▶ WRITTEN PROBLEM
Take each line containing "laboral" and report it exactly as written.

▶ DATASET CONTENT
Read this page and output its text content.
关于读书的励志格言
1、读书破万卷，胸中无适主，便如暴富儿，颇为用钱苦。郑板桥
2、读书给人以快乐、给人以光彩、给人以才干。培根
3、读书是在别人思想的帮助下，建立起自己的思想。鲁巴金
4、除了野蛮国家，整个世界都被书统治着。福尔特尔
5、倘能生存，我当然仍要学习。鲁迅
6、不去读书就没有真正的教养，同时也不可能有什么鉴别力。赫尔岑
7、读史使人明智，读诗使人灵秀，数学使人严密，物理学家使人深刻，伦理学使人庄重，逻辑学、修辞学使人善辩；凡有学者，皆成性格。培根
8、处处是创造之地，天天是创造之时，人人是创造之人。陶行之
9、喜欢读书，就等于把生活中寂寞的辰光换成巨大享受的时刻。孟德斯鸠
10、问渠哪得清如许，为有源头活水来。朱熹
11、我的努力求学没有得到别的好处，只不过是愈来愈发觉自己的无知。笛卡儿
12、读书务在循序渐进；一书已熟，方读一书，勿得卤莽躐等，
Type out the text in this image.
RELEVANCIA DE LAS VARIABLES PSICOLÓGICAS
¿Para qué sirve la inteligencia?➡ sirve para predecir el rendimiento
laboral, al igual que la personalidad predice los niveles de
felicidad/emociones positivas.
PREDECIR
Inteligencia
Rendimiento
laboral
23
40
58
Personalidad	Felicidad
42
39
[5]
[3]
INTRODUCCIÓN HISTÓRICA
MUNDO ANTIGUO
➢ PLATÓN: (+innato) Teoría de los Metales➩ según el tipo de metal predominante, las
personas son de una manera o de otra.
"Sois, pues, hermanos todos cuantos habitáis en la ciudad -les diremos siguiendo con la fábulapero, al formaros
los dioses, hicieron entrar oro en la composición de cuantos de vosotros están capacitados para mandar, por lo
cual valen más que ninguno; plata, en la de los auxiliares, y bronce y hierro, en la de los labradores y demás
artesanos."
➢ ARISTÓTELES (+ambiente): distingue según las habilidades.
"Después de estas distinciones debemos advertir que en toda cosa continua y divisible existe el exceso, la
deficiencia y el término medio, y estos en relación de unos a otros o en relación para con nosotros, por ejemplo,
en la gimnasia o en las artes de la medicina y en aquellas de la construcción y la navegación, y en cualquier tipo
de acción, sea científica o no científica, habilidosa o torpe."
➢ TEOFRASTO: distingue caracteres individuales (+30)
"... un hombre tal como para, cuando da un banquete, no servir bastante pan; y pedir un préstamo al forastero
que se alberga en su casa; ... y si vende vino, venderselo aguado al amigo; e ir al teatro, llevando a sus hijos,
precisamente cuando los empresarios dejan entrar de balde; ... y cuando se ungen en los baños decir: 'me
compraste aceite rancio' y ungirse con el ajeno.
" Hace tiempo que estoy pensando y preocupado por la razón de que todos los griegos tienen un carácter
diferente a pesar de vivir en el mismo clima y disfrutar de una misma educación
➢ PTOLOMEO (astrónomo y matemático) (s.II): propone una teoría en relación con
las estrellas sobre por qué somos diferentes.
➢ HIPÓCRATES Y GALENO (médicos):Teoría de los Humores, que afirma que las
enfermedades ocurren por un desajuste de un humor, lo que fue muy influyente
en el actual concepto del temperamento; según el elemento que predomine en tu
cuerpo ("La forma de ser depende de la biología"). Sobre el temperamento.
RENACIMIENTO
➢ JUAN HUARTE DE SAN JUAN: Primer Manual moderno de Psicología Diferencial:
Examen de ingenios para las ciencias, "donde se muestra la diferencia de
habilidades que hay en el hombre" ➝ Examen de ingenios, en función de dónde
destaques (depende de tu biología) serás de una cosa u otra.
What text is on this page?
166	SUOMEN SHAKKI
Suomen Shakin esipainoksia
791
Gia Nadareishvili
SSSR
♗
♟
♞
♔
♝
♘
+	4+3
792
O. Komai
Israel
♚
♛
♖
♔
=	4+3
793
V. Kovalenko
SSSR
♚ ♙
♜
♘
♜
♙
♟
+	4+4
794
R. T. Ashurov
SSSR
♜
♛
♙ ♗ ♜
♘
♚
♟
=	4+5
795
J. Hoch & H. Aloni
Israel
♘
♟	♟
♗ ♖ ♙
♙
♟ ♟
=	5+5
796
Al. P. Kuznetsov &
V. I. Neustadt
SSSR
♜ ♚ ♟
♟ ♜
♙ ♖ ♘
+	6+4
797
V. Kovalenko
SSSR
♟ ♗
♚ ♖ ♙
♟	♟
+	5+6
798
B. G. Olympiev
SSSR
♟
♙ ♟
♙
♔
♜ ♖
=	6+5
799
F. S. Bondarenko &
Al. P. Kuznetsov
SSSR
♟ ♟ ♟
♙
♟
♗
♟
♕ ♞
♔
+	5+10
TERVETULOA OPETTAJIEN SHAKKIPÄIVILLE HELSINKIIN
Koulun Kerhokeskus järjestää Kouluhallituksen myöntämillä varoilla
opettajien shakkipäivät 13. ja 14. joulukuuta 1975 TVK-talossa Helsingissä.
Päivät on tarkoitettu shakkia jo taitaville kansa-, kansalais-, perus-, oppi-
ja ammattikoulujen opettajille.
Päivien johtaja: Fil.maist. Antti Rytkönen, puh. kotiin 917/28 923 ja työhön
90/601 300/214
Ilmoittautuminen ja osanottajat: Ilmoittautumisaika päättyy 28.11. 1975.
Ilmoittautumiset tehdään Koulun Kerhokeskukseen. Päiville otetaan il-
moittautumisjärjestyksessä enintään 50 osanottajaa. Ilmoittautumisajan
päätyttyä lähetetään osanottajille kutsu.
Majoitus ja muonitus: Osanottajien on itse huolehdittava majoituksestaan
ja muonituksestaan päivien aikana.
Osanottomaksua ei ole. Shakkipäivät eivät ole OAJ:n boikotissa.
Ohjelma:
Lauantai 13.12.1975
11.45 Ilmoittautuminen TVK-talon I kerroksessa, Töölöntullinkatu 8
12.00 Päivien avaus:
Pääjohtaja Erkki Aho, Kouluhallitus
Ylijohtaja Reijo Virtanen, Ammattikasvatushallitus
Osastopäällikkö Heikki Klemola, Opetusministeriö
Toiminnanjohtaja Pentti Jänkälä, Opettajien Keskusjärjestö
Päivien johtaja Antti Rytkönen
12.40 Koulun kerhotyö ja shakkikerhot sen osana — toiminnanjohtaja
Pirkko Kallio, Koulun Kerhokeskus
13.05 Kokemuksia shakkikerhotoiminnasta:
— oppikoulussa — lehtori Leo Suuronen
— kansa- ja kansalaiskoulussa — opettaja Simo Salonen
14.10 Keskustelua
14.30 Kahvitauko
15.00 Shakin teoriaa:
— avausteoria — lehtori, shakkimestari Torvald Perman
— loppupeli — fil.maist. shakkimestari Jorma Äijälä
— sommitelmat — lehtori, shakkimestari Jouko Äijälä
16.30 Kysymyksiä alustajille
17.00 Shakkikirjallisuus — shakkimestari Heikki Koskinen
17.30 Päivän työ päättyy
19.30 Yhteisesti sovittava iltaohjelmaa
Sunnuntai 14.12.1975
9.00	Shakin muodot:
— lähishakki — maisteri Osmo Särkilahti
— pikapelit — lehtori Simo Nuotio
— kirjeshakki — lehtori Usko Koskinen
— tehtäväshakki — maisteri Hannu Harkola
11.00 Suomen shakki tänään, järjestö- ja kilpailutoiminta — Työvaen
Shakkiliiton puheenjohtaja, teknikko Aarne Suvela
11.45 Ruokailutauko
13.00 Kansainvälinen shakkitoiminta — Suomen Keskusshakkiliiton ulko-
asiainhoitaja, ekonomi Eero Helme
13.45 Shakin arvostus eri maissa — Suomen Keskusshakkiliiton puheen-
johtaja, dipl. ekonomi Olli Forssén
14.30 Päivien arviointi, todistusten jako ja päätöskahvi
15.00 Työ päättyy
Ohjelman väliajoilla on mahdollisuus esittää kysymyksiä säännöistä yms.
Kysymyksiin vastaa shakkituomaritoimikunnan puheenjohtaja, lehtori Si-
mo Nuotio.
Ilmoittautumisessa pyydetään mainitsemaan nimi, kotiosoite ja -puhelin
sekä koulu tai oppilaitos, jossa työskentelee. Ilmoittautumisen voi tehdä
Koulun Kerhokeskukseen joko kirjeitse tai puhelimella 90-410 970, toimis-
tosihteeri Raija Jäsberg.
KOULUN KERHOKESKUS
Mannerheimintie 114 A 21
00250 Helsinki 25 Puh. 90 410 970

---

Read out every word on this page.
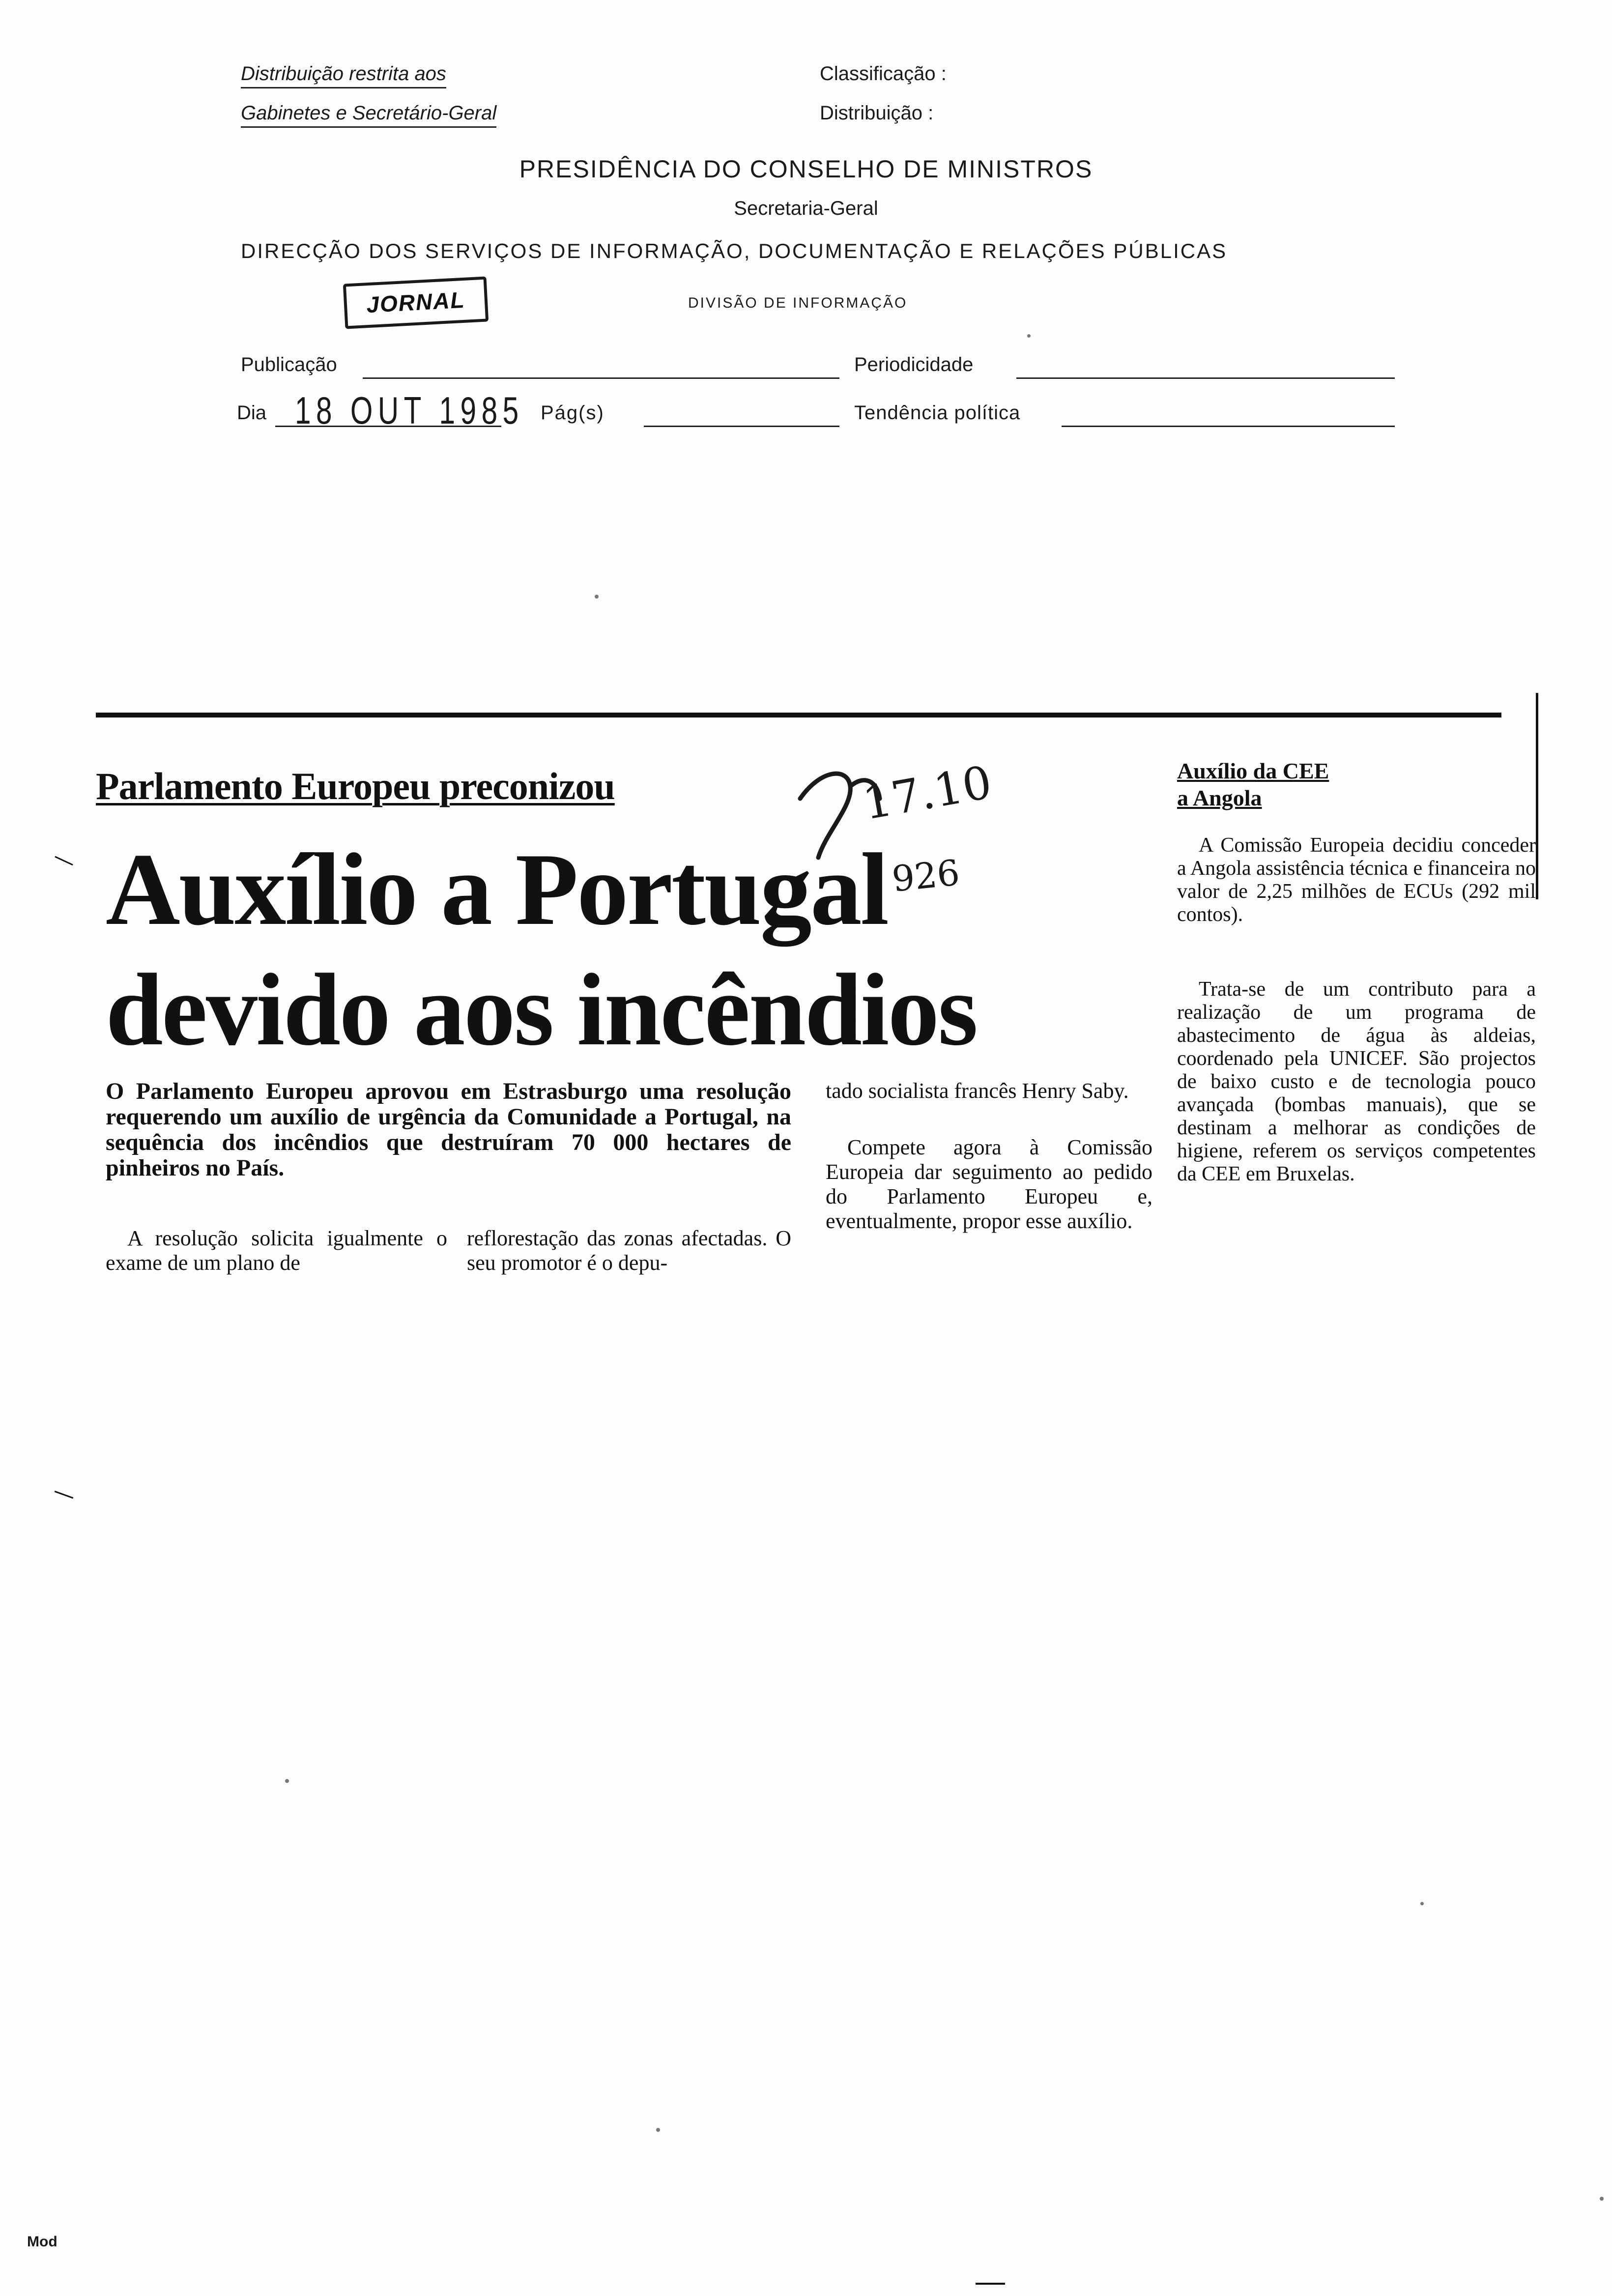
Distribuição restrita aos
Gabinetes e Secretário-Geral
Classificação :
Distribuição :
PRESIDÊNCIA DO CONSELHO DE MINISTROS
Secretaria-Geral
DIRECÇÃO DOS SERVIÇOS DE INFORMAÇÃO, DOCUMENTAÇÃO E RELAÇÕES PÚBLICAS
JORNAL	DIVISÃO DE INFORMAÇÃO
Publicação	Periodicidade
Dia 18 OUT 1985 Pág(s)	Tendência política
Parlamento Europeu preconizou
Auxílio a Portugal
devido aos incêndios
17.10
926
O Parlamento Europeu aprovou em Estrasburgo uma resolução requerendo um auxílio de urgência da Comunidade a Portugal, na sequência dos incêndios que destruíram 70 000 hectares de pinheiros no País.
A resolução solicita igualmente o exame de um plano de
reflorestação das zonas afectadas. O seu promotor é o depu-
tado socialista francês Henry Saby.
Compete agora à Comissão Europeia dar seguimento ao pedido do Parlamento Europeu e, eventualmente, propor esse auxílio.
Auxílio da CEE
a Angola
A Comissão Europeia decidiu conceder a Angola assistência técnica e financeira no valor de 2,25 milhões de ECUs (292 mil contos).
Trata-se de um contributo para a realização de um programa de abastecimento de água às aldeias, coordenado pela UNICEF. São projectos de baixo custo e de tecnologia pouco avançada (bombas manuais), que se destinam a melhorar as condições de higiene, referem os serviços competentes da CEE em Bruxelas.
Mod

▶ SOLUTION TO THIS EXERCISE
laboral, al igual que la personalidad predice los niveles de
laboral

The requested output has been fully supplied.